WORK REQUIRED: In full and without alteration, give the listing again.

─── RECORDS PROVIDED

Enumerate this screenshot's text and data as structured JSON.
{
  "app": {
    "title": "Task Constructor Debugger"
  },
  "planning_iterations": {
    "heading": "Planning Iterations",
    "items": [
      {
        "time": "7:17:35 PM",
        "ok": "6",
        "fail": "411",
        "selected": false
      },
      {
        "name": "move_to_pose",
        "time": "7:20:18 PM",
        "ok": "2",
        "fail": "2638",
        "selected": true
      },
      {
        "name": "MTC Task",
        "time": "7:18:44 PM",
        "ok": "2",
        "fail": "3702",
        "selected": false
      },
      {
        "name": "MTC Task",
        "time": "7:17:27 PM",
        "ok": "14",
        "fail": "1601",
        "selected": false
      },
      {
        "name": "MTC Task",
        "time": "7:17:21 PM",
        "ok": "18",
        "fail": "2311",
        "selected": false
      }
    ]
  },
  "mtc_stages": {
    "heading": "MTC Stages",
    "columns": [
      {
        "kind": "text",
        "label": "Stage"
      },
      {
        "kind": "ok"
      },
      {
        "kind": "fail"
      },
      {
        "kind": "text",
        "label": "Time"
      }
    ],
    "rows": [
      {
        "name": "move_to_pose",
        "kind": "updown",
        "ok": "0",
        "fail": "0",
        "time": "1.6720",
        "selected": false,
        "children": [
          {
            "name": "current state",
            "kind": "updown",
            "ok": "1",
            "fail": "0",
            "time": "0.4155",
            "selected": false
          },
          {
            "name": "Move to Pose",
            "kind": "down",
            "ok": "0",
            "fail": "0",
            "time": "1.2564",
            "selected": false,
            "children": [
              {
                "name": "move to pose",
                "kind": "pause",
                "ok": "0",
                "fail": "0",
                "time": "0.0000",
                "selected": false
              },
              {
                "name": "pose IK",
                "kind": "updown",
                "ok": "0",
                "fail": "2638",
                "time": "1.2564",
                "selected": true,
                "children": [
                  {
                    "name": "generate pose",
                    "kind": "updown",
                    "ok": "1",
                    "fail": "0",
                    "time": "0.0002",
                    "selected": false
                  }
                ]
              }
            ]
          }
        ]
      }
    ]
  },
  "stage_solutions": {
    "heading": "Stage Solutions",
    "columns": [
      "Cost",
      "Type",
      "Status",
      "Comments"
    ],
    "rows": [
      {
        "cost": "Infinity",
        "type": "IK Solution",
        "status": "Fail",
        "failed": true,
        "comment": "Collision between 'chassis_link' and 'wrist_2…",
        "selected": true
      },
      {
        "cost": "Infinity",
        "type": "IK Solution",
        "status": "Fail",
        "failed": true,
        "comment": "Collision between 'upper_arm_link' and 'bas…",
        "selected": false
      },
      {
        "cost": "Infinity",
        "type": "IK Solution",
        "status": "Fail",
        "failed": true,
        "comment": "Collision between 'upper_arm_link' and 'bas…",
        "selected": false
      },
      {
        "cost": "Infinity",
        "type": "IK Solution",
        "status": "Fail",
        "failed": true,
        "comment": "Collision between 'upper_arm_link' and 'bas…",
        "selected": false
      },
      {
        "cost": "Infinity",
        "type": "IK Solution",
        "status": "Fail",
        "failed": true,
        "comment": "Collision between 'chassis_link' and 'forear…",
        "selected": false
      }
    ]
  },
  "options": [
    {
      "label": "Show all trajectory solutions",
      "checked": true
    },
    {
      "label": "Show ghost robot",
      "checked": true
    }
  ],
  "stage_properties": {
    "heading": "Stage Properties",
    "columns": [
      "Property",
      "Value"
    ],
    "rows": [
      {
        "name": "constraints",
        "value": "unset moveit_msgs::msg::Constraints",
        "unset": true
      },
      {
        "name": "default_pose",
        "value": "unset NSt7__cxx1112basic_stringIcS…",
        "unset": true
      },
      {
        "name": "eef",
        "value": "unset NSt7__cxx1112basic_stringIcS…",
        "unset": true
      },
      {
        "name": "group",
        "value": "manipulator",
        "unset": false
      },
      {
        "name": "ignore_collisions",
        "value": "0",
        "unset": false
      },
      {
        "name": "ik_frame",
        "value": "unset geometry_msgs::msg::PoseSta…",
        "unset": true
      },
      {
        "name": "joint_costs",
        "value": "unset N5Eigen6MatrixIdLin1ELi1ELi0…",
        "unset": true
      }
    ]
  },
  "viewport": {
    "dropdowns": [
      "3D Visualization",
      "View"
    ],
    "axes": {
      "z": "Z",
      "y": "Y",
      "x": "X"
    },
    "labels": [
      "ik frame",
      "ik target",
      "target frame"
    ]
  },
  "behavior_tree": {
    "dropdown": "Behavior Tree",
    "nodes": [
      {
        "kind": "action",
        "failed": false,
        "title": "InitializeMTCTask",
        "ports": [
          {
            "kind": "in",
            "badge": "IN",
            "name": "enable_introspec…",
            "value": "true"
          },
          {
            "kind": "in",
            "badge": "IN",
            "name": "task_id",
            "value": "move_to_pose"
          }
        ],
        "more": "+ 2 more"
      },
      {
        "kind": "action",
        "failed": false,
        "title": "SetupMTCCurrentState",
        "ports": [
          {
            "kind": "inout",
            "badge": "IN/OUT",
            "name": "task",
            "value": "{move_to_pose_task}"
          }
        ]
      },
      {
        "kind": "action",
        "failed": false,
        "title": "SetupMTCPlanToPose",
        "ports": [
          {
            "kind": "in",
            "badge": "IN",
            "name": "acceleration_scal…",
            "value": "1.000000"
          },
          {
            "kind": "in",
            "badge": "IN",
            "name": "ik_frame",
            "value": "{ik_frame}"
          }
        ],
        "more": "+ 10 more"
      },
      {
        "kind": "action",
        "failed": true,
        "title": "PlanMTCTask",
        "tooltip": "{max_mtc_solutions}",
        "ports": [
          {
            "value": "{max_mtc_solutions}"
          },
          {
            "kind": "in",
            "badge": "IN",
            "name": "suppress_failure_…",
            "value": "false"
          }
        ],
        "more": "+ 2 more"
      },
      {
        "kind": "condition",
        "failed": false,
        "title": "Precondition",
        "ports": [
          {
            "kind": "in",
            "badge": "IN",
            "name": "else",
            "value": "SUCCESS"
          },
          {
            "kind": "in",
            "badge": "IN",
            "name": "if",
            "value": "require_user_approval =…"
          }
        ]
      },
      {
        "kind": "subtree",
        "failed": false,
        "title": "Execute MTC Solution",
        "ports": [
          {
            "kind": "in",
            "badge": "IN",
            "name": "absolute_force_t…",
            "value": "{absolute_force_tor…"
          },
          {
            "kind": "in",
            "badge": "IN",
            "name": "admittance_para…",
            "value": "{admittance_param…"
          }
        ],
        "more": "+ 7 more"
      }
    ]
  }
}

──────

FULL SOLUTION:
Enumerate this screenshot's text and data as structured JSON.
{
  "app": {
    "title": "Task Constructor Debugger"
  },
  "planning_iterations": {
    "heading": "Planning Iterations",
    "items": [
      {
        "time": "7:17:35 PM",
        "ok": "6",
        "fail": "411",
        "selected": false
      },
      {
        "name": "move_to_pose",
        "time": "7:20:18 PM",
        "ok": "2",
        "fail": "2638",
        "selected": true
      },
      {
        "name": "MTC Task",
        "time": "7:18:44 PM",
        "ok": "2",
        "fail": "3702",
        "selected": false
      },
      {
        "name": "MTC Task",
        "time": "7:17:27 PM",
        "ok": "14",
        "fail": "1601",
        "selected": false
      },
      {
        "name": "MTC Task",
        "time": "7:17:21 PM",
        "ok": "18",
        "fail": "2311",
        "selected": false
      }
    ]
  },
  "mtc_stages": {
    "heading": "MTC Stages",
    "columns": [
      {
        "kind": "text",
        "label": "Stage"
      },
      {
        "kind": "ok"
      },
      {
        "kind": "fail"
      },
      {
        "kind": "text",
        "label": "Time"
      }
    ],
    "rows": [
      {
        "name": "move_to_pose",
        "kind": "updown",
        "ok": "0",
        "fail": "0",
        "time": "1.6720",
        "selected": false,
        "children": [
          {
            "name": "current state",
            "kind": "updown",
            "ok": "1",
            "fail": "0",
            "time": "0.4155",
            "selected": false
          },
          {
            "name": "Move to Pose",
            "kind": "down",
            "ok": "0",
            "fail": "0",
            "time": "1.2564",
            "selected": false,
            "children": [
              {
                "name": "move to pose",
                "kind": "pause",
                "ok": "0",
                "fail": "0",
                "time": "0.0000",
                "selected": false
              },
              {
                "name": "pose IK",
                "kind": "updown",
                "ok": "0",
                "fail": "2638",
                "time": "1.2564",
                "selected": true,
                "children": [
                  {
                    "name": "generate pose",
                    "kind": "updown",
                    "ok": "1",
                    "fail": "0",
                    "time": "0.0002",
                    "selected": false
                  }
                ]
              }
            ]
          }
        ]
      }
    ]
  },
  "stage_solutions": {
    "heading": "Stage Solutions",
    "columns": [
      "Cost",
      "Type",
      "Status",
      "Comments"
    ],
    "rows": [
      {
        "cost": "Infinity",
        "type": "IK Solution",
        "status": "Fail",
        "failed": true,
        "comment": "Collision between 'chassis_link' and 'wrist_2…",
        "selected": true
      },
      {
        "cost": "Infinity",
        "type": "IK Solution",
        "status": "Fail",
        "failed": true,
        "comment": "Collision between 'upper_arm_link' and 'bas…",
        "selected": false
      },
      {
        "cost": "Infinity",
        "type": "IK Solution",
        "status": "Fail",
        "failed": true,
        "comment": "Collision between 'upper_arm_link' and 'bas…",
        "selected": false
      },
      {
        "cost": "Infinity",
        "type": "IK Solution",
        "status": "Fail",
        "failed": true,
        "comment": "Collision between 'upper_arm_link' and 'bas…",
        "selected": false
      },
      {
        "cost": "Infinity",
        "type": "IK Solution",
        "status": "Fail",
        "failed": true,
        "comment": "Collision between 'chassis_link' and 'forear…",
        "selected": false
      }
    ]
  },
  "options": [
    {
      "label": "Show all trajectory solutions",
      "checked": true
    },
    {
      "label": "Show ghost robot",
      "checked": true
    }
  ],
  "stage_properties": {
    "heading": "Stage Properties",
    "columns": [
      "Property",
      "Value"
    ],
    "rows": [
      {
        "name": "constraints",
        "value": "unset moveit_msgs::msg::Constraints",
        "unset": true
      },
      {
        "name": "default_pose",
        "value": "unset NSt7__cxx1112basic_stringIcS…",
        "unset": true
      },
      {
        "name": "eef",
        "value": "unset NSt7__cxx1112basic_stringIcS…",
        "unset": true
      },
      {
        "name": "group",
        "value": "manipulator",
        "unset": false
      },
      {
        "name": "ignore_collisions",
        "value": "0",
        "unset": false
      },
      {
        "name": "ik_frame",
        "value": "unset geometry_msgs::msg::PoseSta…",
        "unset": true
      },
      {
        "name": "joint_costs",
        "value": "unset N5Eigen6MatrixIdLin1ELi1ELi0…",
        "unset": true
      }
    ]
  },
  "viewport": {
    "dropdowns": [
      "3D Visualization",
      "View"
    ],
    "axes": {
      "z": "Z",
      "y": "Y",
      "x": "X"
    },
    "labels": [
      "ik frame",
      "ik target",
      "target frame"
    ]
  },
  "behavior_tree": {
    "dropdown": "Behavior Tree",
    "nodes": [
      {
        "kind": "action",
        "failed": false,
        "title": "InitializeMTCTask",
        "ports": [
          {
            "kind": "in",
            "badge": "IN",
            "name": "enable_introspec…",
            "value": "true"
          },
          {
            "kind": "in",
            "badge": "IN",
            "name": "task_id",
            "value": "move_to_pose"
          }
        ],
        "more": "+ 2 more"
      },
      {
        "kind": "action",
        "failed": false,
        "title": "SetupMTCCurrentState",
        "ports": [
          {
            "kind": "inout",
            "badge": "IN/OUT",
            "name": "task",
            "value": "{move_to_pose_task}"
          }
        ]
      },
      {
        "kind": "action",
        "failed": false,
        "title": "SetupMTCPlanToPose",
        "ports": [
          {
            "kind": "in",
            "badge": "IN",
            "name": "acceleration_scal…",
            "value": "1.000000"
          },
          {
            "kind": "in",
            "badge": "IN",
            "name": "ik_frame",
            "value": "{ik_frame}"
          }
        ],
        "more": "+ 10 more"
      },
      {
        "kind": "action",
        "failed": true,
        "title": "PlanMTCTask",
        "tooltip": "{max_mtc_solutions}",
        "ports": [
          {
            "value": "{max_mtc_solutions}"
          },
          {
            "kind": "in",
            "badge": "IN",
            "name": "suppress_failure_…",
            "value": "false"
          }
        ],
        "more": "+ 2 more"
      },
      {
        "kind": "condition",
        "failed": false,
        "title": "Precondition",
        "ports": [
          {
            "kind": "in",
            "badge": "IN",
            "name": "else",
            "value": "SUCCESS"
          },
          {
            "kind": "in",
            "badge": "IN",
            "name": "if",
            "value": "require_user_approval =…"
          }
        ]
      },
      {
        "kind": "subtree",
        "failed": false,
        "title": "Execute MTC Solution",
        "ports": [
          {
            "kind": "in",
            "badge": "IN",
            "name": "absolute_force_t…",
            "value": "{absolute_force_tor…"
          },
          {
            "kind": "in",
            "badge": "IN",
            "name": "admittance_para…",
            "value": "{admittance_param…"
          }
        ],
        "more": "+ 7 more"
      }
    ]
  }
}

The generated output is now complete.